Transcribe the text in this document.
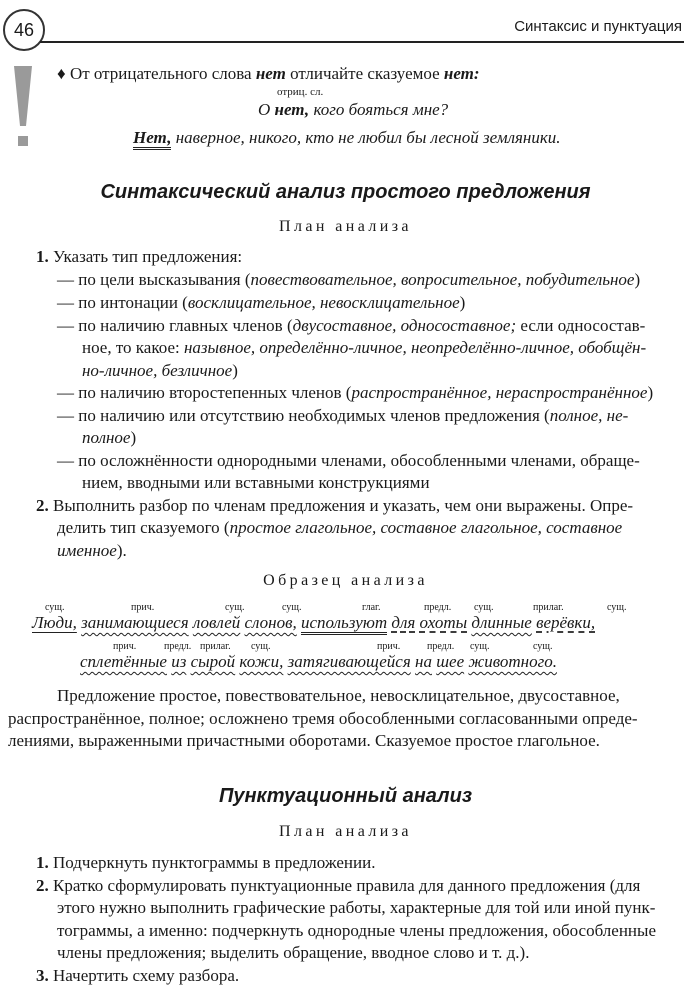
46	Синтаксис и пунктуация
♦ От отрицательного слова нет отличайте сказуемое нет:
отриц. сл.
О нет, кого бояться мне?
Нет, наверное, никого, кто не любил бы лесной земляники.
Синтаксический анализ простого предложения
План анализа
1. Указать тип предложения:
— по цели высказывания (повествовательное, вопросительное, побудительное)
— по интонации (восклицательное, невосклицательное)
— по наличию главных членов (двусоставное, односоставное; если односостав-
ное, то какое: назывное, определённо-личное, неопределённо-личное, обобщён-
но-личное, безличное)
— по наличию второстепенных членов (распространённое, нераспространённое)
— по наличию или отсутствию необходимых членов предложения (полное, не-
полное)
— по осложнённости однородными членами, обособленными членами, обраще-
нием, вводными или вставными конструкциями
2. Выполнить разбор по членам предложения и указать, чем они выражены. Опре-
делить тип сказуемого (простое глагольное, составное глагольное, составное
именное).
Образец анализа
сущ.	прич.	сущ.	сущ.	глаг.	предл. сущ.	прилаг.	сущ.
Люди, занимающиеся ловлей слонов, используют для охоты длинные верёвки,
прич.	предл. прилаг. сущ.	прич.	предл. сущ.	сущ.
сплетённые из сырой кожи, затягивающейся на шее животного.
Предложение простое, повествовательное, невосклицательное, двусоставное,
распространённое, полное; осложнено тремя обособленными согласованными опреде-
лениями, выраженными причастными оборотами. Сказуемое простое глагольное.
Пунктуационный анализ
План анализа
1. Подчеркнуть пунктограммы в предложении.
2. Кратко сформулировать пунктуационные правила для данного предложения (для
этого нужно выполнить графические работы, характерные для той или иной пунк-
тограммы, а именно: подчеркнуть однородные члены предложения, обособленные
члены предложения; выделить обращение, вводное слово и т. д.).
3. Начертить схему разбора.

....

(Directive) Look through the data above. Copy every line with the string "простое" in it.

(Result below)
делить тип сказуемого (простое глагольное, составное глагольное, составное
Предложение простое, повествовательное, невосклицательное, двусоставное,
лениями, выраженными причастными оборотами. Сказуемое простое глагольное.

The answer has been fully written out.